* BEGIN PROVIDED RECORDS *
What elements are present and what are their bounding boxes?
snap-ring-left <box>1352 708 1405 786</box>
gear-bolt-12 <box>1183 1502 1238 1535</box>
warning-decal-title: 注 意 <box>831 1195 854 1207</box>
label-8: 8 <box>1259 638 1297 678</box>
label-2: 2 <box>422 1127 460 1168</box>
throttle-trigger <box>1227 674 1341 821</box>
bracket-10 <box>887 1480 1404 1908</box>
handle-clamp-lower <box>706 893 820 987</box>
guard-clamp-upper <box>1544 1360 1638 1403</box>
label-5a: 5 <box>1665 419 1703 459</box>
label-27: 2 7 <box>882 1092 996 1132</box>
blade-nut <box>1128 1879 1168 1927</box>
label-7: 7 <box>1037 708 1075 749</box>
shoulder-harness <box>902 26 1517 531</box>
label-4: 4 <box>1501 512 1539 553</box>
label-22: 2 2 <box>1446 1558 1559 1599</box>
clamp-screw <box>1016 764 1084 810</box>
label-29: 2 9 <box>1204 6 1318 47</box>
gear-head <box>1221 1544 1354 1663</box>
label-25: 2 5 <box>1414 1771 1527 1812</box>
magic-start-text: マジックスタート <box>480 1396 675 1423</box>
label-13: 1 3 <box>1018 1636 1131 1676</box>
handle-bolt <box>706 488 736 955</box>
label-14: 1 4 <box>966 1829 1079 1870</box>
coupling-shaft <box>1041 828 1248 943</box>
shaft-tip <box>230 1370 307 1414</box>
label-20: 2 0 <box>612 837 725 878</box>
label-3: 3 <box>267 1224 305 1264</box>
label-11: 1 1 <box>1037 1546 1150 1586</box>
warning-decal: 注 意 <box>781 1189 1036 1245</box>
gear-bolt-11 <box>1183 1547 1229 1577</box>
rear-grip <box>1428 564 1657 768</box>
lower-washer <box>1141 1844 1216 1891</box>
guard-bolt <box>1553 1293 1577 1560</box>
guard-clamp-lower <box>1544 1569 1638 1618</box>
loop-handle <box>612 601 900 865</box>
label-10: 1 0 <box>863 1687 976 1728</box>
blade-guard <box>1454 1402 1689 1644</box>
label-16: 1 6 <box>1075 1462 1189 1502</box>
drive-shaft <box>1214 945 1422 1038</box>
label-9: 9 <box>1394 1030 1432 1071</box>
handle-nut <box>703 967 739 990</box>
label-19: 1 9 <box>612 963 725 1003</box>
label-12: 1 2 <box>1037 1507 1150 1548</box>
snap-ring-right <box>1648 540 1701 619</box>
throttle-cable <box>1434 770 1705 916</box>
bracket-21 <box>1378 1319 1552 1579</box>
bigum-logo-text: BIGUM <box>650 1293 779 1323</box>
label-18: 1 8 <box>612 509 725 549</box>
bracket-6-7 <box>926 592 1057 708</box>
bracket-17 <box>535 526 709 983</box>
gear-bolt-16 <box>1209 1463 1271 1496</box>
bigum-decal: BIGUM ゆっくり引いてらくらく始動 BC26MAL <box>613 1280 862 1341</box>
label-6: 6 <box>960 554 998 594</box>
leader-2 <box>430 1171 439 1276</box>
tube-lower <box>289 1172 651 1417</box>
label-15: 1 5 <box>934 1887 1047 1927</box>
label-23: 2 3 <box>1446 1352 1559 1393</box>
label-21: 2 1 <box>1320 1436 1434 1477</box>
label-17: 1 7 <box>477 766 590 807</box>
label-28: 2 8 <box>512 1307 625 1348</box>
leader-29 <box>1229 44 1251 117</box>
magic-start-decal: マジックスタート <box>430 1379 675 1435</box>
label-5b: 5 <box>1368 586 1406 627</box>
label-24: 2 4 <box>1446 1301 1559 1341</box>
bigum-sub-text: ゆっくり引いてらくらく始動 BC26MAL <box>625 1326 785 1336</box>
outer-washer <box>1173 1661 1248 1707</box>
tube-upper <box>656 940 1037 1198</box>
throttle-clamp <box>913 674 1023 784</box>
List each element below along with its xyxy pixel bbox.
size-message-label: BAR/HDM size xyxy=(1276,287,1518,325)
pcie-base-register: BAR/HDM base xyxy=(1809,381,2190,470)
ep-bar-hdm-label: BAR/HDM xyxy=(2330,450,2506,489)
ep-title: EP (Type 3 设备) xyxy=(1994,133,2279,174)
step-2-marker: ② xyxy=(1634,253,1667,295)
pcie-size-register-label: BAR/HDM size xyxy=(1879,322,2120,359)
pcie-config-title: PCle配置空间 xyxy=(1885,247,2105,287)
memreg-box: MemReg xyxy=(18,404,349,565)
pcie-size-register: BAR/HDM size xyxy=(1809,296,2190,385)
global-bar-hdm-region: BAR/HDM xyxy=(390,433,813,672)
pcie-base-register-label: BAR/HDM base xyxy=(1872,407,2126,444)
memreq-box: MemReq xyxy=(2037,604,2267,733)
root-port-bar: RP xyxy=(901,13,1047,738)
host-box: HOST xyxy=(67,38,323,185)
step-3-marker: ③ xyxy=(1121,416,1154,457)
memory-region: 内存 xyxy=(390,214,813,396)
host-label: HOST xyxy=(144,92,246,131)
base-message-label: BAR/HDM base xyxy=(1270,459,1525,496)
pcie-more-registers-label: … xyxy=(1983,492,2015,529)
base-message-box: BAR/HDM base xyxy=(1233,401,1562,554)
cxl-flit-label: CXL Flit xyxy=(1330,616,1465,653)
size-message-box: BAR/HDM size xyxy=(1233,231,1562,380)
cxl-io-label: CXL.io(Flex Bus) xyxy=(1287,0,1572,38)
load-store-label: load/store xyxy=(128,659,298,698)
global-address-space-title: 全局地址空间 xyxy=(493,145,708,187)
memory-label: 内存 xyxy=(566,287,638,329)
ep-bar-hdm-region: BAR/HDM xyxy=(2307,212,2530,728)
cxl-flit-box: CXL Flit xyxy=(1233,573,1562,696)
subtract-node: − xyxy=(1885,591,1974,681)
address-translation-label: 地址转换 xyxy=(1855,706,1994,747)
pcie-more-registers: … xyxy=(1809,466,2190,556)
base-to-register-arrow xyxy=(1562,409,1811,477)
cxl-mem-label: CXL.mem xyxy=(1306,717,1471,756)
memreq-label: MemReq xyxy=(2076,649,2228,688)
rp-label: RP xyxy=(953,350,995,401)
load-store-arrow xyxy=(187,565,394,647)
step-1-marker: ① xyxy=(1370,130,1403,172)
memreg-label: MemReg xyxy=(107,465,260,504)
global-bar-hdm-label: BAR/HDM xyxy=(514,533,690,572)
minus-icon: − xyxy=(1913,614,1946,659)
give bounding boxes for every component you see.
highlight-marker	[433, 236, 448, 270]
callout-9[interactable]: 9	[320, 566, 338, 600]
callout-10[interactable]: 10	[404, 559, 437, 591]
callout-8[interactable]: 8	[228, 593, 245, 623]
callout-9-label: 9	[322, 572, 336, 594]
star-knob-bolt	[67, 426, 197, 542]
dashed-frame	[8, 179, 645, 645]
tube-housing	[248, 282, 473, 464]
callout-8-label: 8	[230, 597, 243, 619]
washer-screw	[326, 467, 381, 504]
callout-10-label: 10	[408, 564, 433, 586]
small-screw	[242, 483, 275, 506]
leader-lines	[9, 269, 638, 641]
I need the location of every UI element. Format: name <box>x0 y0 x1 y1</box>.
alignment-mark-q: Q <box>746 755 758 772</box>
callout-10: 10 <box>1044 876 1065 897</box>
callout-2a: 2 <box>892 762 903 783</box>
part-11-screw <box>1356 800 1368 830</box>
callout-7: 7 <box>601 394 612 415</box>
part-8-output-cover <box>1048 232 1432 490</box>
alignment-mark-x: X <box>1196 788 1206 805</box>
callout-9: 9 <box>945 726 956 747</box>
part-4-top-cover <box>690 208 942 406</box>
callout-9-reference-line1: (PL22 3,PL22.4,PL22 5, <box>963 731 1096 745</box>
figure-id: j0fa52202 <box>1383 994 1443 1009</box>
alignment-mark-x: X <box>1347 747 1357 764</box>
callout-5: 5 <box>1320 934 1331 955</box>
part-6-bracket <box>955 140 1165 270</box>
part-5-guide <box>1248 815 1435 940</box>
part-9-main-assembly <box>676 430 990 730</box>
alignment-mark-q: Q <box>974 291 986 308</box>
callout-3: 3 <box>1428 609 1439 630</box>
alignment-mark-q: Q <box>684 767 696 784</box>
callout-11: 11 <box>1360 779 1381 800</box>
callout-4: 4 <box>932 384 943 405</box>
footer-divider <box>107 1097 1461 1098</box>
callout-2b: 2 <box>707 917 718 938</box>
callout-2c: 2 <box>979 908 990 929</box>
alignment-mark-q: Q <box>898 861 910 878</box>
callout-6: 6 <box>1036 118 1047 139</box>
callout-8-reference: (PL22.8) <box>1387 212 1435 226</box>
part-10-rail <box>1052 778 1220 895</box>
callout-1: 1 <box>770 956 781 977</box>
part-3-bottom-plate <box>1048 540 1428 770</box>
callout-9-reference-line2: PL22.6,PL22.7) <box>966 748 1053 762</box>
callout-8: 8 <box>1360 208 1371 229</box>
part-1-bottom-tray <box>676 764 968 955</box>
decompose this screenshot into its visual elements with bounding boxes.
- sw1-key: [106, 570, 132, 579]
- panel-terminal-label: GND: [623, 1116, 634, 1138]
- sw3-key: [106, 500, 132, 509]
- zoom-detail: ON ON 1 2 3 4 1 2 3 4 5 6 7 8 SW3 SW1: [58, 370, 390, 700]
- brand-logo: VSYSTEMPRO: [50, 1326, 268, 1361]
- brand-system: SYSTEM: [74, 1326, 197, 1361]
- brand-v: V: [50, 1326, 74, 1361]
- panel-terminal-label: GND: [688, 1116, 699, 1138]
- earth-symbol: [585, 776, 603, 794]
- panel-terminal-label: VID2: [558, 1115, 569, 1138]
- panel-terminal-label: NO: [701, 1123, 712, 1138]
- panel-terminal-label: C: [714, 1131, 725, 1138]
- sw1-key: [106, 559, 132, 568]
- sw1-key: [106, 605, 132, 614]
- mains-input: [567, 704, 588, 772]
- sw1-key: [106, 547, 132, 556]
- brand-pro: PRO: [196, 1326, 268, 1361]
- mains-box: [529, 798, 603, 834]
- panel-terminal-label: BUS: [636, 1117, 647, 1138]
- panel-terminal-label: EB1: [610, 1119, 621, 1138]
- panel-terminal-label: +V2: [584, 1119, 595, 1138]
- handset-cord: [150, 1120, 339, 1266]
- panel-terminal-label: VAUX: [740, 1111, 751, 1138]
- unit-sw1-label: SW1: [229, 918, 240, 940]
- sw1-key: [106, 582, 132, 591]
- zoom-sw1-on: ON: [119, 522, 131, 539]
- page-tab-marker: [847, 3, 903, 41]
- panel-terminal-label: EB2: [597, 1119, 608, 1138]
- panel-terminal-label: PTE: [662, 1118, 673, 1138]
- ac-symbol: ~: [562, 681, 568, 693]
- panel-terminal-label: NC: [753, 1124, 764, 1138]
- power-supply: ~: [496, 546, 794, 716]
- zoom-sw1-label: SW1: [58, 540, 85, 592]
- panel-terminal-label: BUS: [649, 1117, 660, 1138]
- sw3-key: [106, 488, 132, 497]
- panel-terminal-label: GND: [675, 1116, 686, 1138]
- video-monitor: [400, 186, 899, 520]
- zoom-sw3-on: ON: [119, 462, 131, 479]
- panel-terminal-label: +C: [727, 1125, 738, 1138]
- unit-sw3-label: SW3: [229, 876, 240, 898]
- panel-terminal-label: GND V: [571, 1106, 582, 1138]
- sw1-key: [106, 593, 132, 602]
* END PROVIDED RECORDS *
• REQUIRED TASK: Reproduce the rows verbatim, beginning at the first row and continuing through the row with "label-8: 8 <box>1259 638 1297 678</box>".

• SOLUTION TO THIS EXERCISE:
What elements are present and what are their bounding boxes?
snap-ring-left <box>1352 708 1405 786</box>
gear-bolt-12 <box>1183 1502 1238 1535</box>
warning-decal-title: 注 意 <box>831 1195 854 1207</box>
label-8: 8 <box>1259 638 1297 678</box>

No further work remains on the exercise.